- Exercise aim
Where a line holds the word "header", copy that line.

Entries taken from a collection
■ ■ ■
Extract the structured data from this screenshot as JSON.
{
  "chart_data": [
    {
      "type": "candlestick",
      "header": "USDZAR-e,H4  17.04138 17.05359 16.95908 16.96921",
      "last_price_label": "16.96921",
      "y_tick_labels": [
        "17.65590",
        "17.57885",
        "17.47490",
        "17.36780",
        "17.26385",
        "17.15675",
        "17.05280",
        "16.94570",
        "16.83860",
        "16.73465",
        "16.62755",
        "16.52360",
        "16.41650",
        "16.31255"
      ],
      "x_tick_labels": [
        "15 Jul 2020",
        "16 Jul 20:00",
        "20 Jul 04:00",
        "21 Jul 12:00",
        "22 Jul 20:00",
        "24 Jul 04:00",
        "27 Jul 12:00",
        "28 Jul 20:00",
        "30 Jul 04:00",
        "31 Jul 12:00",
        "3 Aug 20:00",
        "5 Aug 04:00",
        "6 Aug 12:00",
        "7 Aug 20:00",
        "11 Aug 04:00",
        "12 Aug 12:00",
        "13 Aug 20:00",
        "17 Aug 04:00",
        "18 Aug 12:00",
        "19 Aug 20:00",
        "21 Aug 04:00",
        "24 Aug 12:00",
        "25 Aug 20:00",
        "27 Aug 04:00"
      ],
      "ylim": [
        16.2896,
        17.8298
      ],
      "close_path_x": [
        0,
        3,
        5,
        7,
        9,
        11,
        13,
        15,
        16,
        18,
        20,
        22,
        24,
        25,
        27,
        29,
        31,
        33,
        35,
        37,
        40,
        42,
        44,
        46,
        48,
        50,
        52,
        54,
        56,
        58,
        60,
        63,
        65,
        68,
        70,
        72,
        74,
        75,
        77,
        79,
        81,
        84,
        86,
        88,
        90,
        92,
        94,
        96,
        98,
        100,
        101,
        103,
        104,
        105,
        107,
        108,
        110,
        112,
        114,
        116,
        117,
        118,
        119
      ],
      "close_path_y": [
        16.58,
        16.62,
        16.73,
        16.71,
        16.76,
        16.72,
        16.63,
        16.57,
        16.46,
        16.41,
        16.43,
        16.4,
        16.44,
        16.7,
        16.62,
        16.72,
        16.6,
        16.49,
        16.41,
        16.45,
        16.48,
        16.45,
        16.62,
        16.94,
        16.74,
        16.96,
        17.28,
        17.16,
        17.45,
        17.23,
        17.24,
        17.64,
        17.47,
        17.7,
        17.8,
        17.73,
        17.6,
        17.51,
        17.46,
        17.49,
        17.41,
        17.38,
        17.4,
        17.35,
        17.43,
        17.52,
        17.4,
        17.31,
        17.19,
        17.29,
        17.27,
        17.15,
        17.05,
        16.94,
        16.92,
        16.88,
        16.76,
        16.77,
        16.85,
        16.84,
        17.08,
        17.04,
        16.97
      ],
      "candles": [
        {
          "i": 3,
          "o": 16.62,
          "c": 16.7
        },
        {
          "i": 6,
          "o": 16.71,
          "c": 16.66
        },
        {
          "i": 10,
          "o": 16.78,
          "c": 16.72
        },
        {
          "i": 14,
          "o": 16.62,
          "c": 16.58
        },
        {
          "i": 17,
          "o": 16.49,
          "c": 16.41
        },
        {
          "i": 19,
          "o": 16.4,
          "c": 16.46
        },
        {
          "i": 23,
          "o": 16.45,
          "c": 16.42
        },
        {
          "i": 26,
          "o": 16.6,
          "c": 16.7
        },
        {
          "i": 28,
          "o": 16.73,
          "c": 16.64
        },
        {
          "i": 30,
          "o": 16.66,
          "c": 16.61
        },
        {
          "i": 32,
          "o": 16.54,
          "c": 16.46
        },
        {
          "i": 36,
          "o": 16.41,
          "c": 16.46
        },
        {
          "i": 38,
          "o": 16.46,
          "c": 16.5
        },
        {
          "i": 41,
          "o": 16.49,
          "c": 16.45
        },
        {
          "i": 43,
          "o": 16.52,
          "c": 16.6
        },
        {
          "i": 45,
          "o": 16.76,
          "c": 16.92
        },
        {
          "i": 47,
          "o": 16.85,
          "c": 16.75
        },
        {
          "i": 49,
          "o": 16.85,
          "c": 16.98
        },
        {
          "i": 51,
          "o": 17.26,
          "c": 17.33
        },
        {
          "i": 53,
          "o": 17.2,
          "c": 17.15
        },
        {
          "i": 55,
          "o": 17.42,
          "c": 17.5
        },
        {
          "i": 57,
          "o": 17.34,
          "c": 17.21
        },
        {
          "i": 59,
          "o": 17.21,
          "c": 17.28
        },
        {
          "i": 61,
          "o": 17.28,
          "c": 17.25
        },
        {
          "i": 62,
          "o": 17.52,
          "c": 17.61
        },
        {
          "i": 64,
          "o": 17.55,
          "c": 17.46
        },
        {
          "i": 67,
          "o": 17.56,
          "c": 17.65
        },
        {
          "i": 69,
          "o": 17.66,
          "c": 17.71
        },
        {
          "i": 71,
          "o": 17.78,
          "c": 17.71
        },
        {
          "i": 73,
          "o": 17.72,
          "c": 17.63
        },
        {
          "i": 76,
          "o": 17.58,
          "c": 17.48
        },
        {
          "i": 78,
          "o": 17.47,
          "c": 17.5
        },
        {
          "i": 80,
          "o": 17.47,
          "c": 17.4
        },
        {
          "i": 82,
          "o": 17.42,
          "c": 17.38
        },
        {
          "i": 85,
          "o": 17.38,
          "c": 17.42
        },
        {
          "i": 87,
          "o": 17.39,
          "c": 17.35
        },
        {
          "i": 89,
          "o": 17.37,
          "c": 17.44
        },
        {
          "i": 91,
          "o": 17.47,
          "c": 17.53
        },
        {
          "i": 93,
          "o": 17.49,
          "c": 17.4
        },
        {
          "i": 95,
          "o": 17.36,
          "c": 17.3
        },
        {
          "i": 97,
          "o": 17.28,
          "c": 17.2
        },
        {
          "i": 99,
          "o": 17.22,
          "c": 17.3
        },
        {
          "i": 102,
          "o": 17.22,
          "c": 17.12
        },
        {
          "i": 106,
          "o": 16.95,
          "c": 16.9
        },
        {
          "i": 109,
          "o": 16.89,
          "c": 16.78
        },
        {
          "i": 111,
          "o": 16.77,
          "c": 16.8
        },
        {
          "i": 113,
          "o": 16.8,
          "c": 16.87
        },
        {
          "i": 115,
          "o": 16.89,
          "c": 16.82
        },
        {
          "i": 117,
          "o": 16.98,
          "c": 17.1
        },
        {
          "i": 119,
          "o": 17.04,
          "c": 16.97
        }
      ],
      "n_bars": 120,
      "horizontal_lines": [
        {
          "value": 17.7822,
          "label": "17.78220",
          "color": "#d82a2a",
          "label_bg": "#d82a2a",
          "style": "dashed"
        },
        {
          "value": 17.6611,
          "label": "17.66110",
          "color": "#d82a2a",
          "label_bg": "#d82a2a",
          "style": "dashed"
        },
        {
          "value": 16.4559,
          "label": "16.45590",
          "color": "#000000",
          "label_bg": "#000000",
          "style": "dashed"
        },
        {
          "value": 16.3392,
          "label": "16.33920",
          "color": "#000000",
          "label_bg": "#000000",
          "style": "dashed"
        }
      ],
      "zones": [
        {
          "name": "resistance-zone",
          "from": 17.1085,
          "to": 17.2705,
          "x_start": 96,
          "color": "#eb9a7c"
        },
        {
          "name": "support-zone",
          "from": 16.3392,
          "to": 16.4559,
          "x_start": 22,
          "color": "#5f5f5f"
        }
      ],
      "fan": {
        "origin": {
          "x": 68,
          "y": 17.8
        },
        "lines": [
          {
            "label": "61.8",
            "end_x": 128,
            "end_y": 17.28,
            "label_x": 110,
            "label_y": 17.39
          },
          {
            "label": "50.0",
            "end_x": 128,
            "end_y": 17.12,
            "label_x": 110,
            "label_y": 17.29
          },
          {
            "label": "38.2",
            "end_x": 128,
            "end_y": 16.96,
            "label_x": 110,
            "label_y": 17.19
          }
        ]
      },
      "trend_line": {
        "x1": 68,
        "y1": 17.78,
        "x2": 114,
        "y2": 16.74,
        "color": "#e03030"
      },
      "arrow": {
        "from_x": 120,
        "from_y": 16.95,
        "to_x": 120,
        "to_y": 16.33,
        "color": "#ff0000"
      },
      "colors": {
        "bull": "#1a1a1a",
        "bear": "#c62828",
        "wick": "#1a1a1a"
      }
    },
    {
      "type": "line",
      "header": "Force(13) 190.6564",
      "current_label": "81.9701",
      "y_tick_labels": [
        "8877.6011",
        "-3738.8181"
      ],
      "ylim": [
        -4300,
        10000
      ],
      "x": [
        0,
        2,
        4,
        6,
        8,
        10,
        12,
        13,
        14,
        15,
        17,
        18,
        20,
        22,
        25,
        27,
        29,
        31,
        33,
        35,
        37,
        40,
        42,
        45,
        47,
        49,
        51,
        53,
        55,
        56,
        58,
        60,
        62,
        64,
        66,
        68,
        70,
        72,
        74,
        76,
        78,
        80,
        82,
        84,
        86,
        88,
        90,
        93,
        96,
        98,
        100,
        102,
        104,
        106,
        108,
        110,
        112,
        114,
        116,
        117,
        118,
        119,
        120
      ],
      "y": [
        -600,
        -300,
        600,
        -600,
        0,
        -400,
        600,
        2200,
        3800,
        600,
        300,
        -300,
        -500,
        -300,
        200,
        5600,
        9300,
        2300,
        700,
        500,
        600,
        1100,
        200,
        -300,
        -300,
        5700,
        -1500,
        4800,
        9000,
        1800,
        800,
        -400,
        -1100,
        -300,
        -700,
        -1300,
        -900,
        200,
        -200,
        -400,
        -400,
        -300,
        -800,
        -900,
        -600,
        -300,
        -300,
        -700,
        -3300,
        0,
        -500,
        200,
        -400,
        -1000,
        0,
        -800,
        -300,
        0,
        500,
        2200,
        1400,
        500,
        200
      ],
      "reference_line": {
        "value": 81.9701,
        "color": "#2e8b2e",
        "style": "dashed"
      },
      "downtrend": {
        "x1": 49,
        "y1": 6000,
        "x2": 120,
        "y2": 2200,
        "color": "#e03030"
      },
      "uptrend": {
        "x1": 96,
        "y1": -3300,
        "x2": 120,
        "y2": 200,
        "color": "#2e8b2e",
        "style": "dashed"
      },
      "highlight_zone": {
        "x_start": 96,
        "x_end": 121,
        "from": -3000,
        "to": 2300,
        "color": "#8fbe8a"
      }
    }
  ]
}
■ ■ ■
- Answer to the problem
      "header": "USDZAR-e,H4  17.04138 17.05359 16.95908 16.96921",
      "header": "Force(13) 190.6564",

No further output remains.